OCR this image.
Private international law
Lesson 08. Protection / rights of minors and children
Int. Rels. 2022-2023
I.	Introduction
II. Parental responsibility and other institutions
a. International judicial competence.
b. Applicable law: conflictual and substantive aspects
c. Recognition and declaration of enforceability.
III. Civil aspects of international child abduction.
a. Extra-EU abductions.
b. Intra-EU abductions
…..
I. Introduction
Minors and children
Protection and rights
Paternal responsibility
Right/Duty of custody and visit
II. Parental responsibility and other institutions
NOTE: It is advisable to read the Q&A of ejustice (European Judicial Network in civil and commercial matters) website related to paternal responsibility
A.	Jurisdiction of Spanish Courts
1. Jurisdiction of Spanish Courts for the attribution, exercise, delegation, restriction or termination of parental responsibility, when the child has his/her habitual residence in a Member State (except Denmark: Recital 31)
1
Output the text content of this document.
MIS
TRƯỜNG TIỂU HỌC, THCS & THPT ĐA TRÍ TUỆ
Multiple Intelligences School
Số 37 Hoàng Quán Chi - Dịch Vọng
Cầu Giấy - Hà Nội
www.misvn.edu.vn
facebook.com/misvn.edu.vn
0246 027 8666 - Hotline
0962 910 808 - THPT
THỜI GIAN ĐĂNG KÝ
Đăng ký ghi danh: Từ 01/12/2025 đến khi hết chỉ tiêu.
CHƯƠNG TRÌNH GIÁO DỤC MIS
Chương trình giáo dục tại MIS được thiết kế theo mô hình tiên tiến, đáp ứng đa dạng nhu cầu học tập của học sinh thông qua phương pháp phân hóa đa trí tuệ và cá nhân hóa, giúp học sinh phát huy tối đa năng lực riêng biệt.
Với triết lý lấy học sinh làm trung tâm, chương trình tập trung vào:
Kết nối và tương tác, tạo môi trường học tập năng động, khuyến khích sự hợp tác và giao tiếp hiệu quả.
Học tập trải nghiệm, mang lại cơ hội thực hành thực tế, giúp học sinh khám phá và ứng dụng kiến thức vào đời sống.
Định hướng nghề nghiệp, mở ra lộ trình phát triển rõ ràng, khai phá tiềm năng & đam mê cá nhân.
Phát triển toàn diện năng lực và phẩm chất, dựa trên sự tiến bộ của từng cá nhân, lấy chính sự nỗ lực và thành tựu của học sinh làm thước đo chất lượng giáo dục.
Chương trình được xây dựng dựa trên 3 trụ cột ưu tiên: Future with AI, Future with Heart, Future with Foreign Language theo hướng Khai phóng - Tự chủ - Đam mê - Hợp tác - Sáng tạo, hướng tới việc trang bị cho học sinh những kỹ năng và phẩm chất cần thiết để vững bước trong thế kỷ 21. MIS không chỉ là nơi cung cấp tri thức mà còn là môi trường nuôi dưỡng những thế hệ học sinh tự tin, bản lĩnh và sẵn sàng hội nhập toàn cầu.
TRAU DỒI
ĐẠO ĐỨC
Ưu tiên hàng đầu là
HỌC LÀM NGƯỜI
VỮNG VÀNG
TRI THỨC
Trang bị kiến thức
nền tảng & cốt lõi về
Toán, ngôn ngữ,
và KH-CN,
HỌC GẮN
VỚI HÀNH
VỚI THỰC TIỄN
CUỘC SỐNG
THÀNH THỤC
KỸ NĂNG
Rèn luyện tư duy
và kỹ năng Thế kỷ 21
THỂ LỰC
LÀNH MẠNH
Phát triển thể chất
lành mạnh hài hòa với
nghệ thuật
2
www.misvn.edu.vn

☆ ☆ ☆

*What you have to do*.
Show each line of the listing that holds the string "abductions".

*Solution*.
a. Extra-EU abductions.
b. Intra-EU abductions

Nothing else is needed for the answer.